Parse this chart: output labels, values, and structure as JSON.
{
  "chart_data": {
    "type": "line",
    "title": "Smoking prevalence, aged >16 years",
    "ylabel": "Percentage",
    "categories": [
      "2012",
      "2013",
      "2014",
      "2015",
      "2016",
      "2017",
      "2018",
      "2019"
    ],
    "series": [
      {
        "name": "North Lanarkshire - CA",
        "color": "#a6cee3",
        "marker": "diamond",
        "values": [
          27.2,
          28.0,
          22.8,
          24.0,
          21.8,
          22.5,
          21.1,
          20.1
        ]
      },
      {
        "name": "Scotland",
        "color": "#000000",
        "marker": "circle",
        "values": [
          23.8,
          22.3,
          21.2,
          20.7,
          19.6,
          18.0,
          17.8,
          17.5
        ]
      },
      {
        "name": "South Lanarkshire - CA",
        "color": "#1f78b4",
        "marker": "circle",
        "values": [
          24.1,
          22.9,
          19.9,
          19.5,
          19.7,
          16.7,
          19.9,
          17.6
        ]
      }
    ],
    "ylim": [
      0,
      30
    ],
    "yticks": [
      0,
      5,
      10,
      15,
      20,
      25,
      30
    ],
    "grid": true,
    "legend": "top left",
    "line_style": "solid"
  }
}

#### [Aim of the exercise]
Look for the word "Lanarkshire" in every line of the listing and copy the lines that have it.

#### [Task output]
        "name": "North Lanarkshire - CA",
        "name": "South Lanarkshire - CA",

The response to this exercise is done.